Repeat the lines below exactly as they appear, but leave out the images.
--- start RECORD LIST ---
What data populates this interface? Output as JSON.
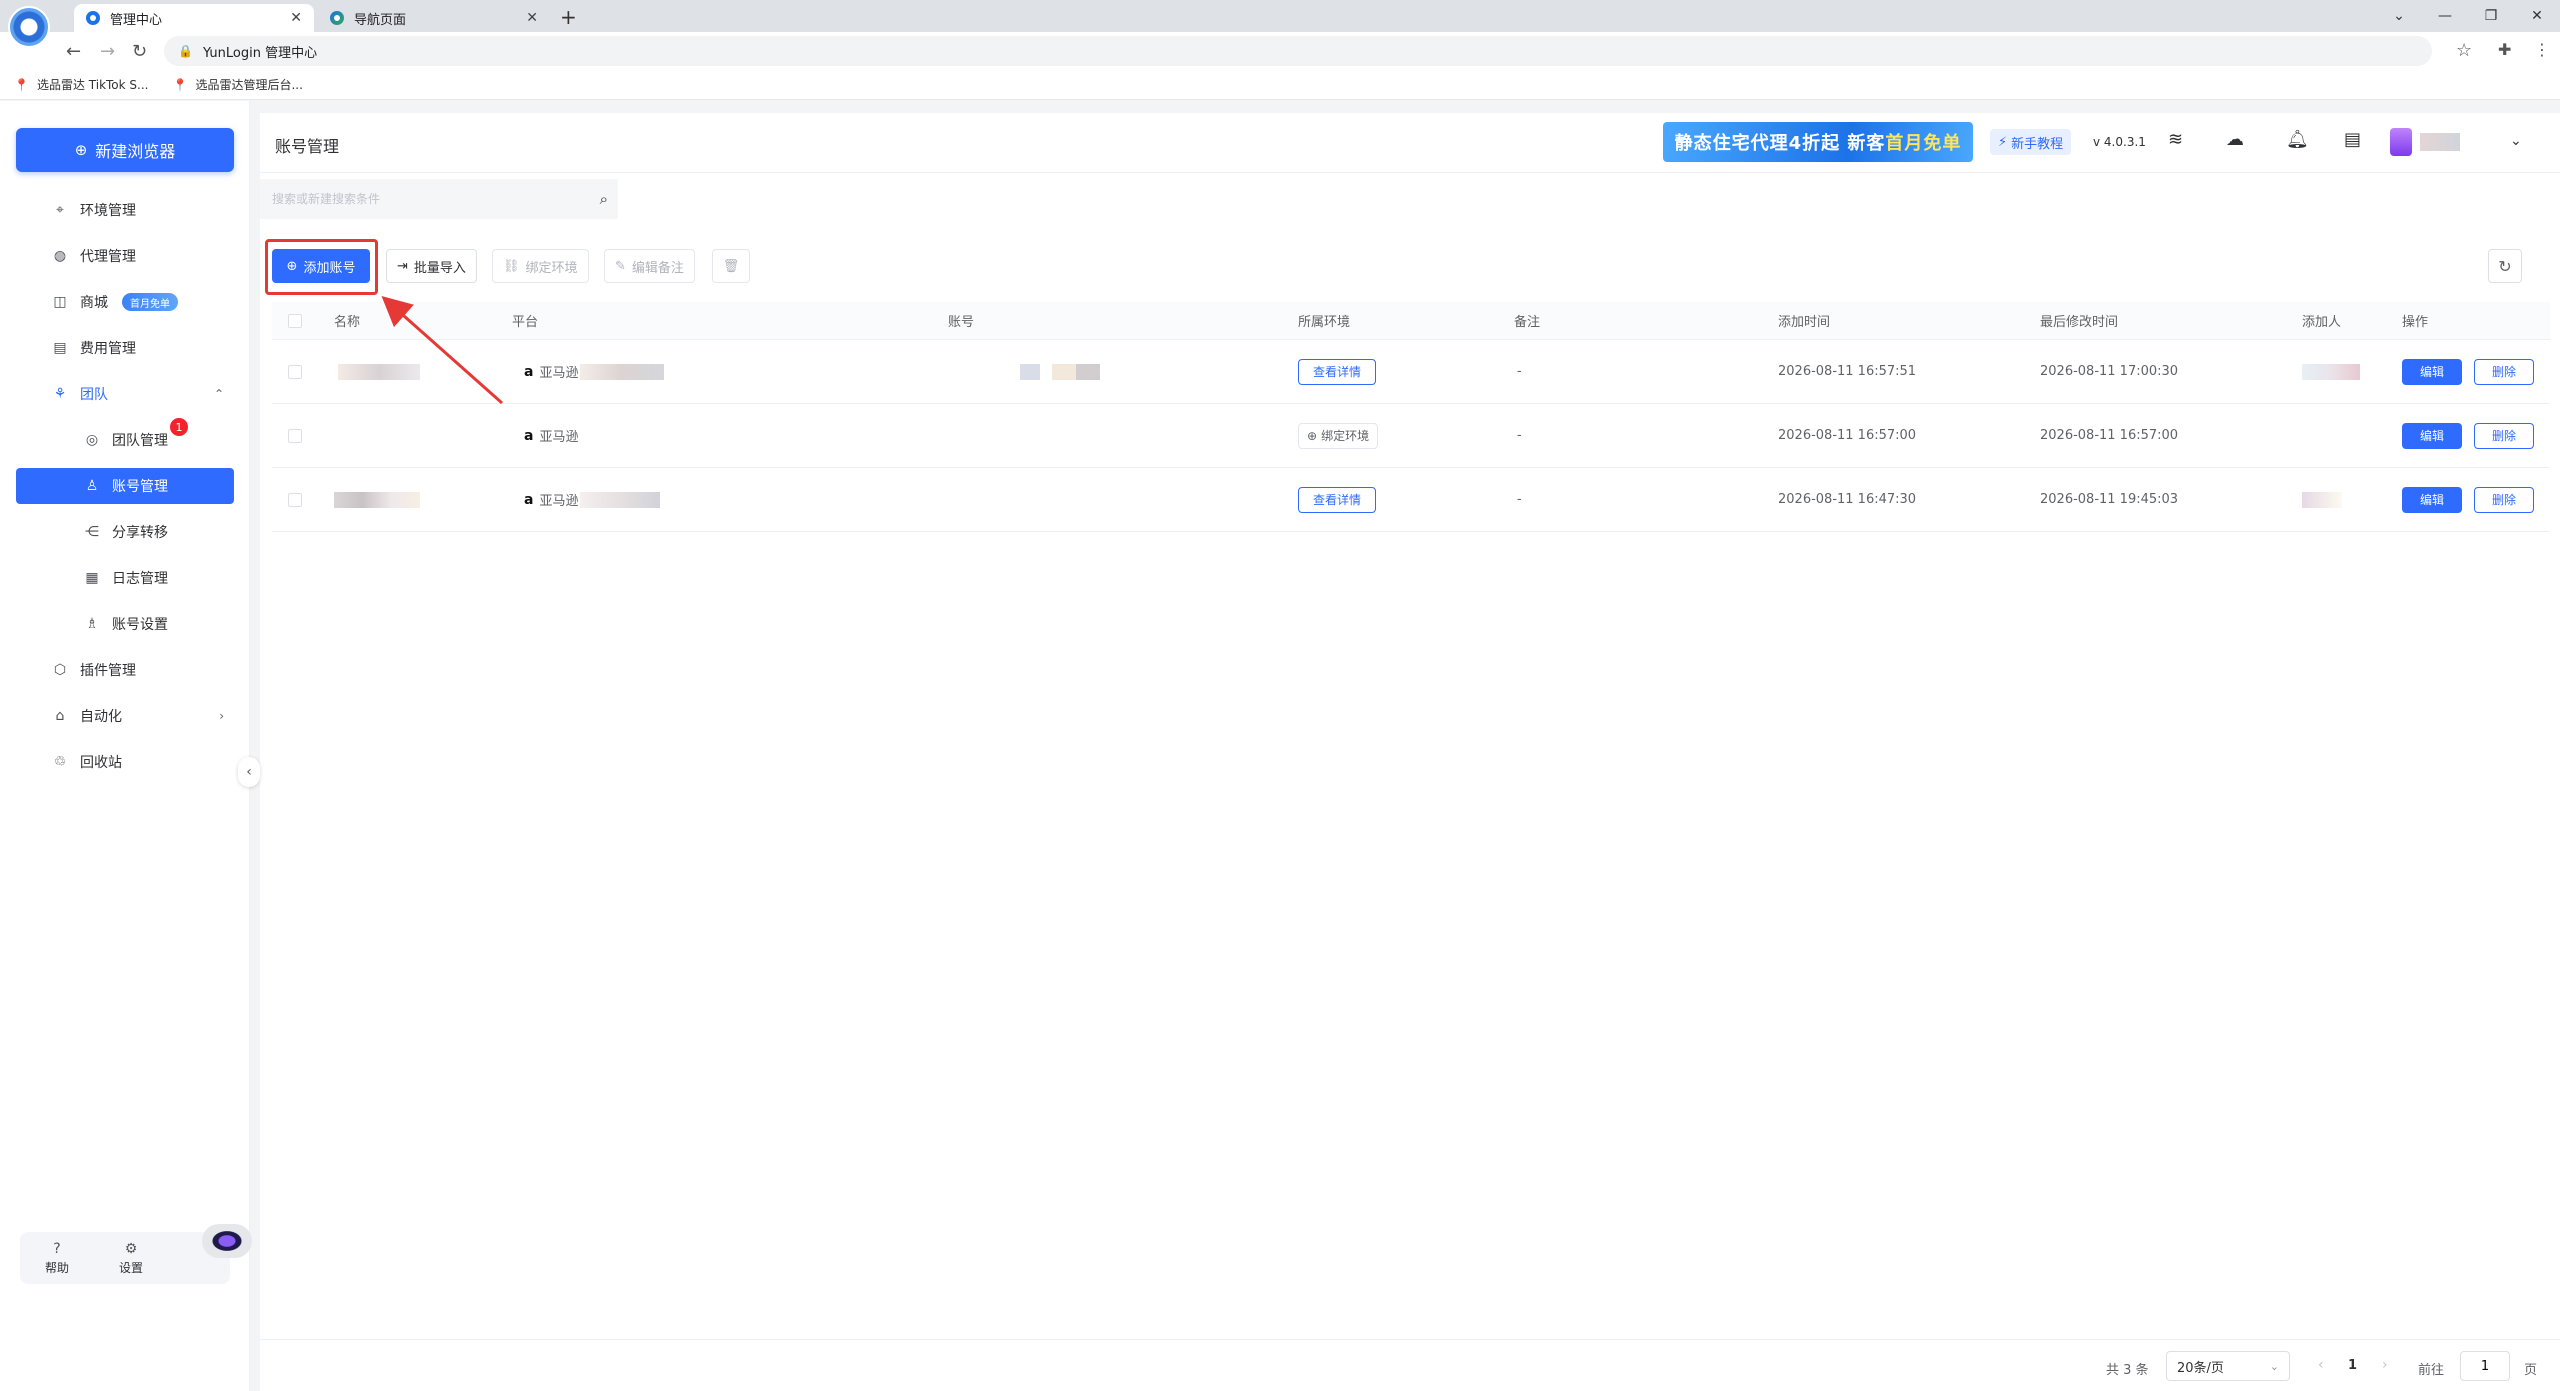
{
  "browser": {
    "tabs": [
      {
        "label": "管理中心",
        "active": true
      },
      {
        "label": "导航页面",
        "active": false
      }
    ],
    "url": "YunLogin 管理中心",
    "bookmarks": [
      "选品雷达 TikTok S...",
      "选品雷达管理后台..."
    ]
  },
  "sidebar": {
    "new_browser": "新建浏览器",
    "items": [
      {
        "label": "环境管理",
        "icon": "environment-icon"
      },
      {
        "label": "代理管理",
        "icon": "globe-icon"
      },
      {
        "label": "商城",
        "icon": "shop-icon",
        "badge": "首月免单"
      },
      {
        "label": "费用管理",
        "icon": "billing-icon"
      },
      {
        "label": "团队",
        "icon": "team-icon"
      },
      {
        "label": "团队管理",
        "icon": "team-manage-icon",
        "badge_count": "1"
      },
      {
        "label": "账号管理",
        "icon": "user-icon"
      },
      {
        "label": "分享转移",
        "icon": "share-icon"
      },
      {
        "label": "日志管理",
        "icon": "log-icon"
      },
      {
        "label": "账号设置",
        "icon": "user-settings-icon"
      },
      {
        "label": "插件管理",
        "icon": "plugin-icon"
      },
      {
        "label": "自动化",
        "icon": "automation-icon"
      },
      {
        "label": "回收站",
        "icon": "recycle-icon"
      }
    ],
    "footer": {
      "help": "帮助",
      "settings": "设置"
    }
  },
  "header": {
    "title": "账号管理",
    "promo": {
      "part1": "静态住宅代理4折起 新客",
      "part2": "首月免单"
    },
    "tutorial": "新手教程",
    "version": "v 4.0.3.1"
  },
  "search": {
    "placeholder": "搜索或新建搜索条件"
  },
  "toolbar": {
    "add": "添加账号",
    "import": "批量导入",
    "bind": "绑定环境",
    "note": "编辑备注"
  },
  "table": {
    "columns": [
      "名称",
      "平台",
      "账号",
      "所属环境",
      "备注",
      "添加时间",
      "最后修改时间",
      "添加人",
      "操作"
    ],
    "rows": [
      {
        "platform": "亚马逊",
        "env": "查看详情",
        "note": "-",
        "added": "2026-08-11 16:57:51",
        "modified": "2026-08-11 17:00:30",
        "edit": "编辑",
        "delete": "删除"
      },
      {
        "platform": "亚马逊",
        "env": "绑定环境",
        "note": "-",
        "added": "2026-08-11 16:57:00",
        "modified": "2026-08-11 16:57:00",
        "edit": "编辑",
        "delete": "删除"
      },
      {
        "platform": "亚马逊",
        "env": "查看详情",
        "note": "-",
        "added": "2026-08-11 16:47:30",
        "modified": "2026-08-11 19:45:03",
        "edit": "编辑",
        "delete": "删除"
      }
    ]
  },
  "pagination": {
    "total": "共 3 条",
    "page_size": "20条/页",
    "current": "1",
    "goto": "前往",
    "goto_value": "1",
    "unit": "页"
  },
  "colors": {
    "primary": "#2f6bff",
    "highlight": "#e53935"
  }
}
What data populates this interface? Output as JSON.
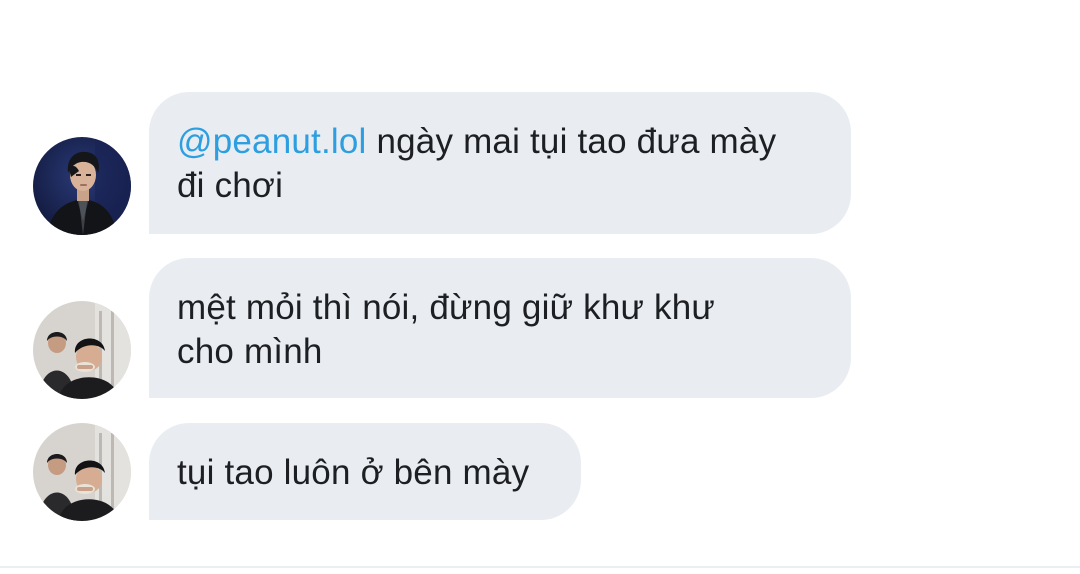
--- end RECORD LIST ---
## [EXERCISE ANSWER]
What data populates this interface? Output as JSON.
{
  "browser": {
    "tabs": [
      {
        "label": "管理中心",
        "active": true
      },
      {
        "label": "导航页面",
        "active": false
      }
    ],
    "url": "YunLogin 管理中心",
    "bookmarks": [
      "选品雷达 TikTok S...",
      "选品雷达管理后台..."
    ]
  },
  "sidebar": {
    "new_browser": "新建浏览器",
    "items": [
      {
        "label": "环境管理",
        "icon": "environment-icon"
      },
      {
        "label": "代理管理",
        "icon": "globe-icon"
      },
      {
        "label": "商城",
        "icon": "shop-icon",
        "badge": "首月免单"
      },
      {
        "label": "费用管理",
        "icon": "billing-icon"
      },
      {
        "label": "团队",
        "icon": "team-icon"
      },
      {
        "label": "团队管理",
        "icon": "team-manage-icon",
        "badge_count": "1"
      },
      {
        "label": "账号管理",
        "icon": "user-icon"
      },
      {
        "label": "分享转移",
        "icon": "share-icon"
      },
      {
        "label": "日志管理",
        "icon": "log-icon"
      },
      {
        "label": "账号设置",
        "icon": "user-settings-icon"
      },
      {
        "label": "插件管理",
        "icon": "plugin-icon"
      },
      {
        "label": "自动化",
        "icon": "automation-icon"
      },
      {
        "label": "回收站",
        "icon": "recycle-icon"
      }
    ],
    "footer": {
      "help": "帮助",
      "settings": "设置"
    }
  },
  "header": {
    "title": "账号管理",
    "promo": {
      "part1": "静态住宅代理4折起 新客",
      "part2": "首月免单"
    },
    "tutorial": "新手教程",
    "version": "v 4.0.3.1"
  },
  "search": {
    "placeholder": "搜索或新建搜索条件"
  },
  "toolbar": {
    "add": "添加账号",
    "import": "批量导入",
    "bind": "绑定环境",
    "note": "编辑备注"
  },
  "table": {
    "columns": [
      "名称",
      "平台",
      "账号",
      "所属环境",
      "备注",
      "添加时间",
      "最后修改时间",
      "添加人",
      "操作"
    ],
    "rows": [
      {
        "platform": "亚马逊",
        "env": "查看详情",
        "note": "-",
        "added": "2026-08-11 16:57:51",
        "modified": "2026-08-11 17:00:30",
        "edit": "编辑",
        "delete": "删除"
      },
      {
        "platform": "亚马逊",
        "env": "绑定环境",
        "note": "-",
        "added": "2026-08-11 16:57:00",
        "modified": "2026-08-11 16:57:00",
        "edit": "编辑",
        "delete": "删除"
      },
      {
        "platform": "亚马逊",
        "env": "查看详情",
        "note": "-",
        "added": "2026-08-11 16:47:30",
        "modified": "2026-08-11 19:45:03",
        "edit": "编辑",
        "delete": "删除"
      }
    ]
  },
  "pagination": {
    "total": "共 3 条",
    "page_size": "20条/页",
    "current": "1",
    "goto": "前往",
    "goto_value": "1",
    "unit": "页"
  },
  "colors": {
    "primary": "#2f6bff",
    "highlight": "#e53935"
  }
}
What data populates this interface? Output as JSON.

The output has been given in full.